━━━ Provided records
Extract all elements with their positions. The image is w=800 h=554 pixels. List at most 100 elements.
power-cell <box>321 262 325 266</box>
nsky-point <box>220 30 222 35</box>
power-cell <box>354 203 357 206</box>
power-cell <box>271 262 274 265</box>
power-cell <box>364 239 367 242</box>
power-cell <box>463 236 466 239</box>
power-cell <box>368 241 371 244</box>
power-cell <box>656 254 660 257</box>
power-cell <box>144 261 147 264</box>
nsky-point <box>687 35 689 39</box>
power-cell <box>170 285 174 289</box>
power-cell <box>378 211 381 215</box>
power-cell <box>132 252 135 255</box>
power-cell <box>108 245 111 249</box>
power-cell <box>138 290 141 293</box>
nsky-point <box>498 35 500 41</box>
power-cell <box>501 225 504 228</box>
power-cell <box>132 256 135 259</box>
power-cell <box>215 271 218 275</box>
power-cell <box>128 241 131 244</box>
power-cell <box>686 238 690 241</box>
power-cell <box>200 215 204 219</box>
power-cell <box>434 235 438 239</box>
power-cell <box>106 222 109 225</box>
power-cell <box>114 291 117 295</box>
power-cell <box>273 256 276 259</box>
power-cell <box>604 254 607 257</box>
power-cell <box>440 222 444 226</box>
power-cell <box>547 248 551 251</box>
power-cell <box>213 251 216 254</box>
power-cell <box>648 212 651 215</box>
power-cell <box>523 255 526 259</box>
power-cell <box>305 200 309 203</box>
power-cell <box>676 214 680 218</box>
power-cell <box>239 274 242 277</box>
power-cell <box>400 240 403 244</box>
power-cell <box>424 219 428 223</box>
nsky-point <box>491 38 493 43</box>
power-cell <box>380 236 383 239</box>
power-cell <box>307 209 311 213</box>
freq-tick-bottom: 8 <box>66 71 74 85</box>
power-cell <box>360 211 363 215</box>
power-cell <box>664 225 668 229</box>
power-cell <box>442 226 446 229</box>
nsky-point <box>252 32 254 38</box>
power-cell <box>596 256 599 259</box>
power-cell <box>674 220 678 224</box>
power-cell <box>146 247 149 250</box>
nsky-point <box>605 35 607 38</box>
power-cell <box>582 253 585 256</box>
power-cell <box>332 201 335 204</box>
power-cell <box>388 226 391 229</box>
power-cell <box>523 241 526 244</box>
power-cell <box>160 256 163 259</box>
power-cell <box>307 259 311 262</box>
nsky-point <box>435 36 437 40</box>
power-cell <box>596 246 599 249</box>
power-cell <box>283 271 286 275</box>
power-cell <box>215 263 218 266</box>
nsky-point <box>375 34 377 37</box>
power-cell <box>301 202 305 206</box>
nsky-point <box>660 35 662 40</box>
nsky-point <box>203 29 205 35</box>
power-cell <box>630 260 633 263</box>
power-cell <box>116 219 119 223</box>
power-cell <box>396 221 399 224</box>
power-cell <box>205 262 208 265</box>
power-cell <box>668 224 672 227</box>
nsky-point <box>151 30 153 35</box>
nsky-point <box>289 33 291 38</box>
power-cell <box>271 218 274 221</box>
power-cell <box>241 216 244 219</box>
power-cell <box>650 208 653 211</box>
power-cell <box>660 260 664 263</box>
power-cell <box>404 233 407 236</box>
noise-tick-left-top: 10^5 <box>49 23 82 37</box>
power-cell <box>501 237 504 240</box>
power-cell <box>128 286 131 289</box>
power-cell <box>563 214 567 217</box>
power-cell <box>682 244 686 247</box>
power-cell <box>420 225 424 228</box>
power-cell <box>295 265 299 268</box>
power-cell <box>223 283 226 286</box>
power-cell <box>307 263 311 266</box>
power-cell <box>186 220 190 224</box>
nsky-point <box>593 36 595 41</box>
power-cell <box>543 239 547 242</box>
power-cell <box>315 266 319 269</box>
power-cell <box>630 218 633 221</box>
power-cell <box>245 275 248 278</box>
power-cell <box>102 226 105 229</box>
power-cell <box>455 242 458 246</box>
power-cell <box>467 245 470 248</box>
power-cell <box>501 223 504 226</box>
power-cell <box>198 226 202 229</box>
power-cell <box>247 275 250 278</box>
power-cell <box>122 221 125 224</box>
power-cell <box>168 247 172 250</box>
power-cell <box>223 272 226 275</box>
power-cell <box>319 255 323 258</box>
━━━━━━
The problem: Copy every line of the records above again, word for word and in the same order, with nothing changed.

Response to the exercise:
Extract all elements with their positions. The image is w=800 h=554 pixels. List at most 100 elements.
power-cell <box>321 262 325 266</box>
nsky-point <box>220 30 222 35</box>
power-cell <box>354 203 357 206</box>
power-cell <box>271 262 274 265</box>
power-cell <box>364 239 367 242</box>
power-cell <box>463 236 466 239</box>
power-cell <box>368 241 371 244</box>
power-cell <box>656 254 660 257</box>
power-cell <box>144 261 147 264</box>
nsky-point <box>687 35 689 39</box>
power-cell <box>170 285 174 289</box>
power-cell <box>378 211 381 215</box>
power-cell <box>132 252 135 255</box>
power-cell <box>108 245 111 249</box>
power-cell <box>138 290 141 293</box>
nsky-point <box>498 35 500 41</box>
power-cell <box>501 225 504 228</box>
power-cell <box>132 256 135 259</box>
power-cell <box>215 271 218 275</box>
power-cell <box>128 241 131 244</box>
power-cell <box>686 238 690 241</box>
power-cell <box>200 215 204 219</box>
power-cell <box>434 235 438 239</box>
power-cell <box>106 222 109 225</box>
power-cell <box>114 291 117 295</box>
power-cell <box>273 256 276 259</box>
power-cell <box>604 254 607 257</box>
power-cell <box>440 222 444 226</box>
power-cell <box>547 248 551 251</box>
power-cell <box>213 251 216 254</box>
power-cell <box>648 212 651 215</box>
power-cell <box>523 255 526 259</box>
power-cell <box>305 200 309 203</box>
power-cell <box>676 214 680 218</box>
power-cell <box>239 274 242 277</box>
power-cell <box>400 240 403 244</box>
power-cell <box>424 219 428 223</box>
nsky-point <box>491 38 493 43</box>
power-cell <box>380 236 383 239</box>
power-cell <box>307 209 311 213</box>
freq-tick-bottom: 8 <box>66 71 74 85</box>
power-cell <box>360 211 363 215</box>
power-cell <box>664 225 668 229</box>
power-cell <box>442 226 446 229</box>
nsky-point <box>252 32 254 38</box>
power-cell <box>596 256 599 259</box>
power-cell <box>674 220 678 224</box>
power-cell <box>146 247 149 250</box>
nsky-point <box>605 35 607 38</box>
power-cell <box>582 253 585 256</box>
power-cell <box>332 201 335 204</box>
power-cell <box>388 226 391 229</box>
power-cell <box>523 241 526 244</box>
power-cell <box>160 256 163 259</box>
power-cell <box>307 259 311 262</box>
nsky-point <box>435 36 437 40</box>
power-cell <box>596 246 599 249</box>
power-cell <box>283 271 286 275</box>
power-cell <box>215 263 218 266</box>
nsky-point <box>375 34 377 37</box>
power-cell <box>301 202 305 206</box>
nsky-point <box>660 35 662 40</box>
nsky-point <box>203 29 205 35</box>
power-cell <box>630 260 633 263</box>
power-cell <box>116 219 119 223</box>
power-cell <box>396 221 399 224</box>
power-cell <box>205 262 208 265</box>
power-cell <box>668 224 672 227</box>
nsky-point <box>151 30 153 35</box>
nsky-point <box>289 33 291 38</box>
power-cell <box>271 218 274 221</box>
power-cell <box>241 216 244 219</box>
power-cell <box>650 208 653 211</box>
power-cell <box>660 260 664 263</box>
power-cell <box>404 233 407 236</box>
noise-tick-left-top: 10^5 <box>49 23 82 37</box>
power-cell <box>501 237 504 240</box>
power-cell <box>128 286 131 289</box>
power-cell <box>563 214 567 217</box>
power-cell <box>682 244 686 247</box>
power-cell <box>420 225 424 228</box>
power-cell <box>295 265 299 268</box>
power-cell <box>223 283 226 286</box>
power-cell <box>307 263 311 266</box>
power-cell <box>186 220 190 224</box>
nsky-point <box>593 36 595 41</box>
power-cell <box>543 239 547 242</box>
power-cell <box>315 266 319 269</box>
power-cell <box>630 218 633 221</box>
power-cell <box>245 275 248 278</box>
power-cell <box>102 226 105 229</box>
power-cell <box>455 242 458 246</box>
power-cell <box>467 245 470 248</box>
power-cell <box>501 223 504 226</box>
power-cell <box>198 226 202 229</box>
power-cell <box>247 275 250 278</box>
power-cell <box>122 221 125 224</box>
power-cell <box>168 247 172 250</box>
power-cell <box>223 272 226 275</box>
power-cell <box>319 255 323 258</box>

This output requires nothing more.